> _INSTRUCTIONS TO FOLLOW_
Begin at the line with "Extract the structured" and output every line through the end of the records, exactly as given. Omit pictures.

> _PROVIDED DATA_
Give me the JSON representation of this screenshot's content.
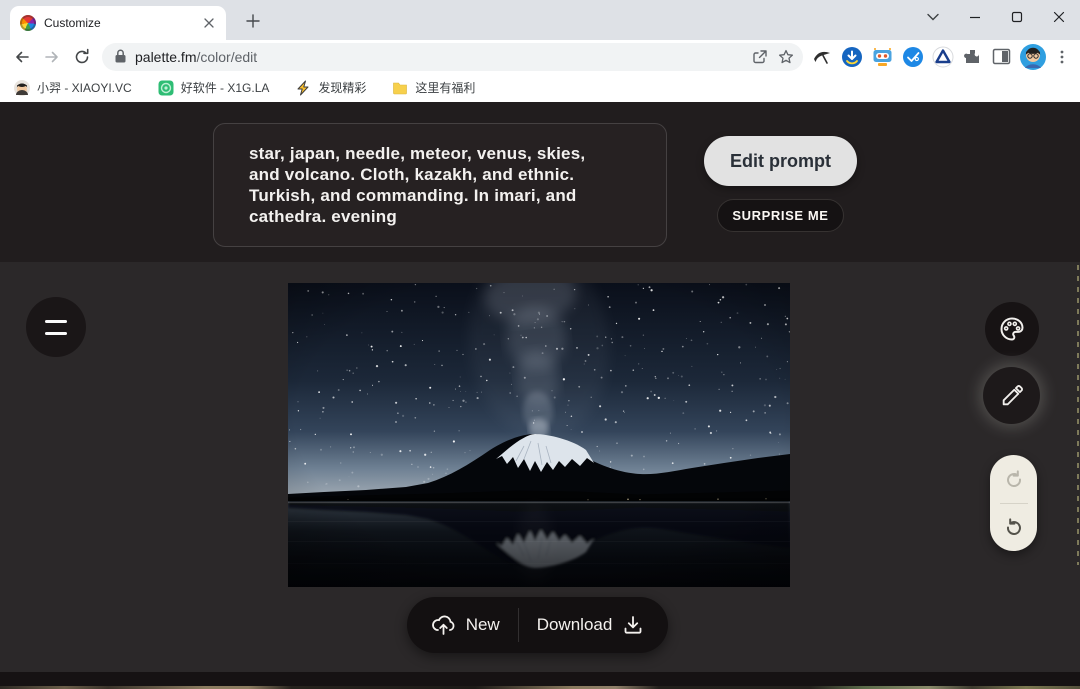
{
  "browser": {
    "tab_title": "Customize",
    "url": {
      "domain": "palette.fm",
      "path": "/color/edit"
    },
    "bookmarks": [
      "小羿 - XIAOYI.VC",
      "好软件 - X1G.LA",
      "发现精彩",
      "这里有福利"
    ]
  },
  "editor": {
    "prompt_lines": [
      "star, japan, needle, meteor, venus, skies,",
      "and volcano. Cloth, kazakh, and ethnic.",
      "Turkish, and commanding. In imari, and",
      "cathedra. evening"
    ],
    "buttons": {
      "edit_prompt": "Edit prompt",
      "surprise_me": "SURPRISE ME",
      "new": "New",
      "download": "Download"
    },
    "image_description": "Milky Way rising over snow-capped Mount Fuji mirrored in a lake at night"
  },
  "colors": {
    "header_bg": "#211d1e",
    "canvas_bg": "#2b2829",
    "dark_pill": "#131011",
    "edit_prompt_bg": "#e2e2e2",
    "history_pill_bg": "#efece2"
  }
}
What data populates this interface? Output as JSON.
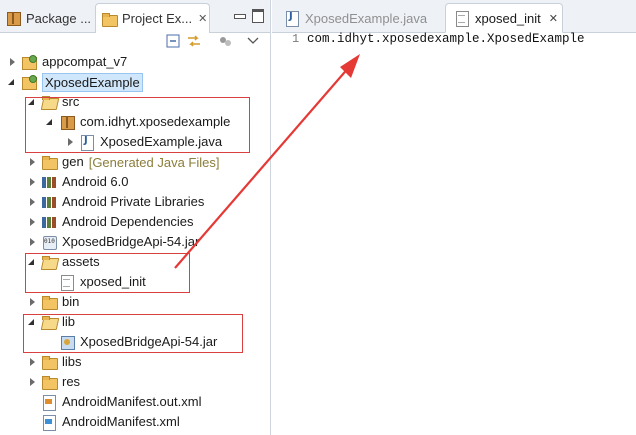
{
  "left_view": {
    "tabs": [
      {
        "label": "Package ...",
        "active": false
      },
      {
        "label": "Project Ex...",
        "active": true,
        "close": "✕"
      }
    ],
    "toolbar_icons": [
      "collapse-all-icon",
      "link-with-editor-icon",
      "view-options-icon",
      "view-menu-icon"
    ],
    "tree": {
      "appcompat": "appcompat_v7",
      "project": "XposedExample",
      "src": "src",
      "package": "com.idhyt.xposedexample",
      "java_file": "XposedExample.java",
      "gen": "gen",
      "gen_note": "[Generated Java Files]",
      "android": "Android 6.0",
      "private_libs": "Android Private Libraries",
      "dependencies": "Android Dependencies",
      "bridge_jar": "XposedBridgeApi-54.jar",
      "assets": "assets",
      "xposed_init": "xposed_init",
      "bin": "bin",
      "lib": "lib",
      "lib_jar": "XposedBridgeApi-54.jar",
      "libs": "libs",
      "res": "res",
      "manifest_out": "AndroidManifest.out.xml",
      "manifest": "AndroidManifest.xml"
    }
  },
  "editor": {
    "tabs": [
      {
        "label": "XposedExample.java",
        "active": false
      },
      {
        "label": "xposed_init",
        "active": true,
        "close": "✕"
      }
    ],
    "line_number": "1",
    "code_line": "com.idhyt.xposedexample.XposedExample"
  },
  "colors": {
    "annotation": "#e53935",
    "selection": "#cfe6fb"
  }
}
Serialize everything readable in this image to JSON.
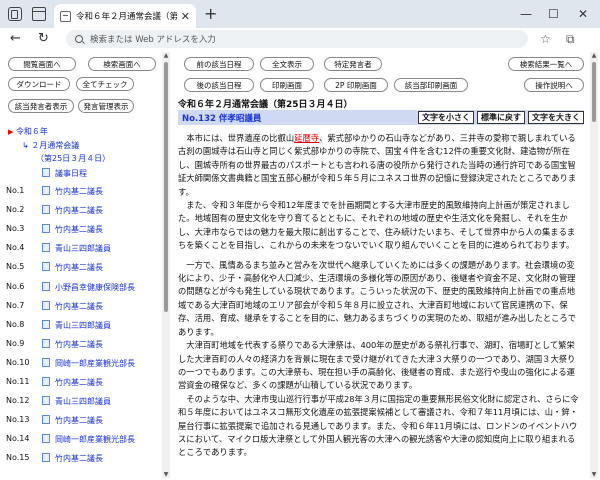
{
  "browser": {
    "tab_title": "令和６年２月通常会議（第25日",
    "url_placeholder": "検索または Web アドレスを入力"
  },
  "left_toolbar": {
    "btn_browse": "閲覧画面へ",
    "btn_search": "検索画面へ",
    "btn_download": "ダウンロード",
    "btn_check_all": "全てチェック",
    "btn_speaker_show": "該当発言者表示",
    "btn_speaker_list": "発言管理表示"
  },
  "tree": {
    "year": "令和６年",
    "session": "２月通常会議",
    "day": "（第25日３月４日）",
    "agenda": "議事日程",
    "rows": [
      {
        "no": "No.1",
        "speaker": "竹内基二議長"
      },
      {
        "no": "No.2",
        "speaker": "竹内基二議長"
      },
      {
        "no": "No.3",
        "speaker": "竹内基二議長"
      },
      {
        "no": "No.4",
        "speaker": "青山三四郎議員"
      },
      {
        "no": "No.5",
        "speaker": "竹内基二議長"
      },
      {
        "no": "No.6",
        "speaker": "小野昌幸健康保険部長"
      },
      {
        "no": "No.7",
        "speaker": "竹内基二議長"
      },
      {
        "no": "No.8",
        "speaker": "青山三四郎議員"
      },
      {
        "no": "No.9",
        "speaker": "竹内基二議長"
      },
      {
        "no": "No.10",
        "speaker": "岡崎一郎産業観光部長"
      },
      {
        "no": "No.11",
        "speaker": "竹内基二議長"
      },
      {
        "no": "No.12",
        "speaker": "青山三四郎議員"
      },
      {
        "no": "No.13",
        "speaker": "竹内基二議長"
      },
      {
        "no": "No.14",
        "speaker": "岡崎一郎産業観光部長"
      },
      {
        "no": "No.15",
        "speaker": "竹内基二議長"
      }
    ]
  },
  "right_toolbar": {
    "btn_prev_doc": "前の該当日程",
    "btn_full": "全文表示",
    "btn_specific": "特定発言者",
    "btn_result_list": "検索結果一覧へ",
    "btn_next_doc": "後の該当日程",
    "btn_print": "印刷画面",
    "btn_print_2p": "2P 印刷画面",
    "btn_print_hit": "該当部印刷画面",
    "btn_help": "操作説明へ"
  },
  "document": {
    "meeting_title": "令和６年２月通常会議（第25日３月４日）",
    "speaker_header": "No.132 伴孝昭議員",
    "font_smaller": "文字を小さく",
    "font_normal": "標準に戻す",
    "font_larger": "文字を大きく",
    "p1_before": "本市には、世界遺産の比叡山",
    "p1_highlight": "延暦寺",
    "p1_after": "、紫式部ゆかりの石山寺などがあり、三井寺の愛称で親しまれている古刹の園城寺は石山寺と同じく紫式部ゆかりの寺院で、国宝４件を含む12件の重要文化財、建造物が所在し、園城寺所有の世界最古のパスポートとも言われる唐の役所から発行された当時の通行許可である国宝智証大師関係文書典籍と国宝五部心観が令和５年５月にユネスコ世界の記憶に登録決定されたところであります。",
    "p2": "また、令和３年度から令和12年度までを計画期間とする大津市歴史的風致維持向上計画が策定されました。地域固有の歴史文化を守り育てるとともに、それぞれの地域の歴史や生活文化を発掘し、それを生かし、大津市ならではの魅力を最大限に創出することで、住み続けたいまち、そして世界中から人の集まるまちを築くことを目指し、これからの未来をつないでいく取り組んでいくことを目的に進められております。",
    "p3": "一方で、風情あるまち並みと営みを次世代へ継承していくためには多くの課題があります。社会環境の変化により、少子・高齢化や人口減少、生活環境の多様化等の原因があり、後継者や資金不足、文化財の管理の問題などが今も発生している現状であります。こういった状況の下、歴史的風致維持向上計画での重点地域である大津百町地域のエリア部会が令和５年８月に設立され、大津百町地域において官民連携の下、保存、活用、育成、継承をすることを目的に、魅力あるまちづくりの実現のため、取組が進み出したところであります。",
    "p4": "大津百町地域を代表する祭りである大津祭は、400年の歴史がある祭礼行事で、湖町、宿場町として繁栄した大津百町の人々の経済力を背景に現在まで受け継がれてきた大津３大祭りの一つであり、湖国３大祭りの一つでもあります。この大津祭も、現在担い手の高齢化、後継者の育成、また巡行や曳山の強化による運営資金の確保など、多くの課題が山積している状況であります。",
    "p5": "そのような中、大津市曳山巡行行事が平成28年３月に国指定の重要無形民俗文化財に認定され、さらに令和５年度においてはユネスコ無形文化遺産の拡張提案候補として審議され、令和７年11月頃には、山・鉾・屋台行事に拡張提案で追加される見通しであります。また、令和６年11月頃には、ロンドンのイベントハウスにおいて、マイクロ版大津祭として外国人観光客の大津への観光誘客や大津の認知度向上に取り組まれるところであります。"
  }
}
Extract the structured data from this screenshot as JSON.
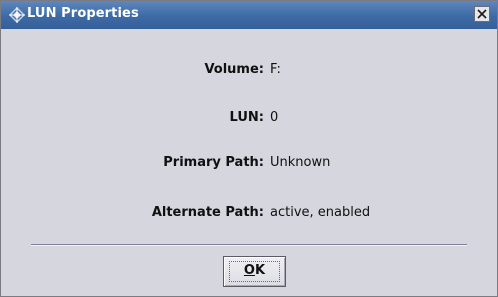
{
  "window": {
    "title": "LUN Properties",
    "icon": "diamond-logo-icon",
    "close_icon": "close-icon"
  },
  "properties": [
    {
      "label": "Volume:",
      "value": "F:"
    },
    {
      "label": "LUN:",
      "value": "0"
    },
    {
      "label": "Primary Path:",
      "value": "Unknown"
    },
    {
      "label": "Alternate Path:",
      "value": "active, enabled"
    }
  ],
  "buttons": {
    "ok_mnemonic": "O",
    "ok_rest": "K"
  },
  "colors": {
    "titlebar": "#3d6aa5",
    "background": "#d6d6de",
    "title_text": "#ffffff"
  }
}
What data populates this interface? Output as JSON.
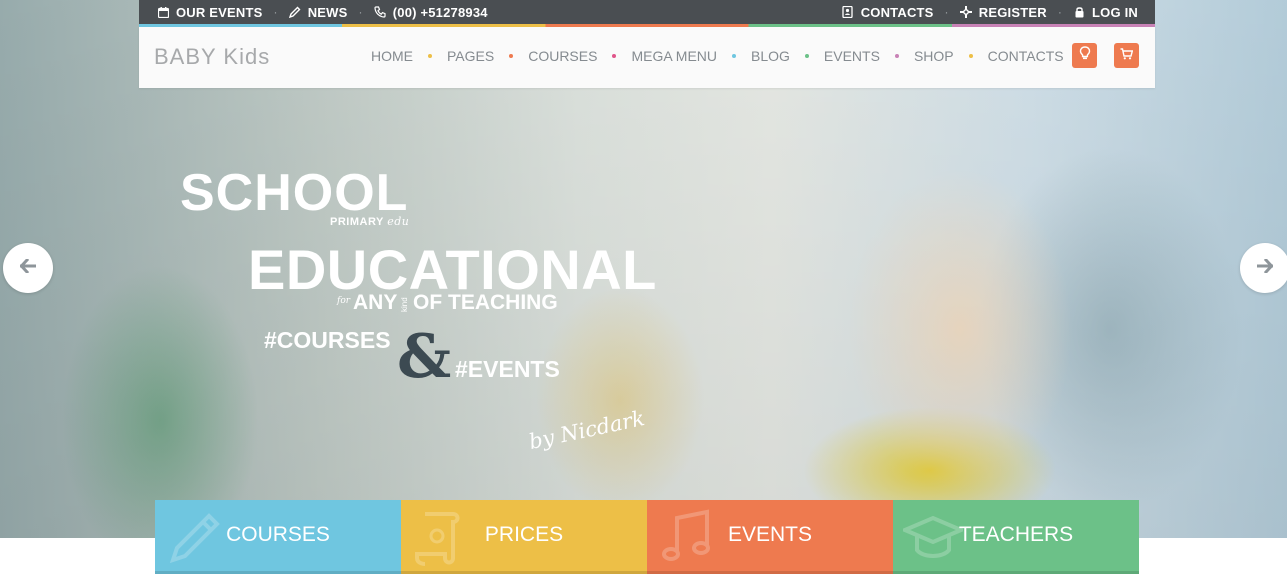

> _TASK RESULT_
Extract the structured data from this screenshot as JSON.
{
  "window": {
    "title": "LUN Properties",
    "icon": "diamond-logo-icon",
    "close_icon": "close-icon"
  },
  "properties": [
    {
      "label": "Volume:",
      "value": "F:"
    },
    {
      "label": "LUN:",
      "value": "0"
    },
    {
      "label": "Primary Path:",
      "value": "Unknown"
    },
    {
      "label": "Alternate Path:",
      "value": "active, enabled"
    }
  ],
  "buttons": {
    "ok_mnemonic": "O",
    "ok_rest": "K"
  },
  "colors": {
    "titlebar": "#3d6aa5",
    "background": "#d6d6de",
    "title_text": "#ffffff"
  }
}
What data populates this interface? Output as JSON.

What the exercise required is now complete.